_Brief_:
Write the listing below out again exactly, dropping the images.

_Given entries_:
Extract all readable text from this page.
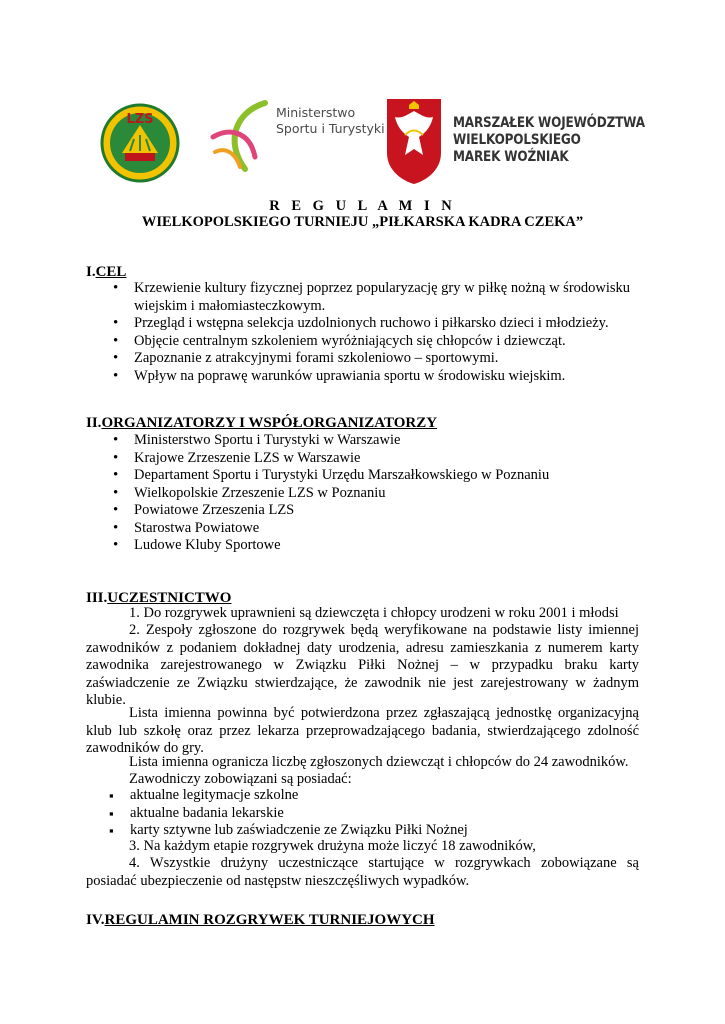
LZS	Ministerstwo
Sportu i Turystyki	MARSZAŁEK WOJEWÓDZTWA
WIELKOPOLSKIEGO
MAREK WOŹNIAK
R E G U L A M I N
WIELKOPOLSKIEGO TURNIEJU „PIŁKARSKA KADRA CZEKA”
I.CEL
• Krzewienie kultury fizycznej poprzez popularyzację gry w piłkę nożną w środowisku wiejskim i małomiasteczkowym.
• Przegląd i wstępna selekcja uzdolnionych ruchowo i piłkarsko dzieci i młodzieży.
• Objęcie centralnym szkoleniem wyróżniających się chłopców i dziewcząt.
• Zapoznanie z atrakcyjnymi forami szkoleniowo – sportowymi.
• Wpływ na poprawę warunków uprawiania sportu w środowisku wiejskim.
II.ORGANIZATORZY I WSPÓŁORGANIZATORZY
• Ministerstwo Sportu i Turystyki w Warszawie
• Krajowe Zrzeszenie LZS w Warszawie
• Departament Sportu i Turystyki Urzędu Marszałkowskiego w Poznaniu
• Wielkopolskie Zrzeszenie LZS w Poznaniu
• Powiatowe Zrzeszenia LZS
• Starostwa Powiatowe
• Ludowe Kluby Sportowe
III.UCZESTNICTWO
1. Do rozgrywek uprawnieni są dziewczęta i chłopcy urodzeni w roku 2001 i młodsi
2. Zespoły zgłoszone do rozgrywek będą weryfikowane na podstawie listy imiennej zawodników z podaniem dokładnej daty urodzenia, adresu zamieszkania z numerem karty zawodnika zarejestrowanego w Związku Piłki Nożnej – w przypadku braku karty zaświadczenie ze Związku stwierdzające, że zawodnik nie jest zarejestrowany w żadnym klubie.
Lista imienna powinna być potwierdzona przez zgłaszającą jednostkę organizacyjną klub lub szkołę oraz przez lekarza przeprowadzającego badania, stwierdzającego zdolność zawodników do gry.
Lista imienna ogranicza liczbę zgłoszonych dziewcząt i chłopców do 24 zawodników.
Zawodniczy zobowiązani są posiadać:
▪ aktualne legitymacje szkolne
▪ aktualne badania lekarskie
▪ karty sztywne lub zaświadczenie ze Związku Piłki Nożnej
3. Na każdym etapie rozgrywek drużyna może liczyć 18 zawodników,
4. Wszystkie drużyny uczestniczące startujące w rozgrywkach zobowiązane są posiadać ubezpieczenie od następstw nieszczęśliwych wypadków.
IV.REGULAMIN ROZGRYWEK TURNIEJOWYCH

_Result for this exercise_:
Extract all readable text from this page.
LZS	Ministerstwo
Sportu i Turystyki	MARSZAŁEK WOJEWÓDZTWA
WIELKOPOLSKIEGO
MAREK WOŹNIAK
R E G U L A M I N
WIELKOPOLSKIEGO TURNIEJU „PIŁKARSKA KADRA CZEKA”
I.CEL
• Krzewienie kultury fizycznej poprzez popularyzację gry w piłkę nożną w środowisku wiejskim i małomiasteczkowym.
• Przegląd i wstępna selekcja uzdolnionych ruchowo i piłkarsko dzieci i młodzieży.
• Objęcie centralnym szkoleniem wyróżniających się chłopców i dziewcząt.
• Zapoznanie z atrakcyjnymi forami szkoleniowo – sportowymi.
• Wpływ na poprawę warunków uprawiania sportu w środowisku wiejskim.
II.ORGANIZATORZY I WSPÓŁORGANIZATORZY
• Ministerstwo Sportu i Turystyki w Warszawie
• Krajowe Zrzeszenie LZS w Warszawie
• Departament Sportu i Turystyki Urzędu Marszałkowskiego w Poznaniu
• Wielkopolskie Zrzeszenie LZS w Poznaniu
• Powiatowe Zrzeszenia LZS
• Starostwa Powiatowe
• Ludowe Kluby Sportowe
III.UCZESTNICTWO
1. Do rozgrywek uprawnieni są dziewczęta i chłopcy urodzeni w roku 2001 i młodsi
2. Zespoły zgłoszone do rozgrywek będą weryfikowane na podstawie listy imiennej zawodników z podaniem dokładnej daty urodzenia, adresu zamieszkania z numerem karty zawodnika zarejestrowanego w Związku Piłki Nożnej – w przypadku braku karty zaświadczenie ze Związku stwierdzające, że zawodnik nie jest zarejestrowany w żadnym klubie.
Lista imienna powinna być potwierdzona przez zgłaszającą jednostkę organizacyjną klub lub szkołę oraz przez lekarza przeprowadzającego badania, stwierdzającego zdolność zawodników do gry.
Lista imienna ogranicza liczbę zgłoszonych dziewcząt i chłopców do 24 zawodników.
Zawodniczy zobowiązani są posiadać:
▪ aktualne legitymacje szkolne
▪ aktualne badania lekarskie
▪ karty sztywne lub zaświadczenie ze Związku Piłki Nożnej
3. Na każdym etapie rozgrywek drużyna może liczyć 18 zawodników,
4. Wszystkie drużyny uczestniczące startujące w rozgrywkach zobowiązane są posiadać ubezpieczenie od następstw nieszczęśliwych wypadków.
IV.REGULAMIN ROZGRYWEK TURNIEJOWYCH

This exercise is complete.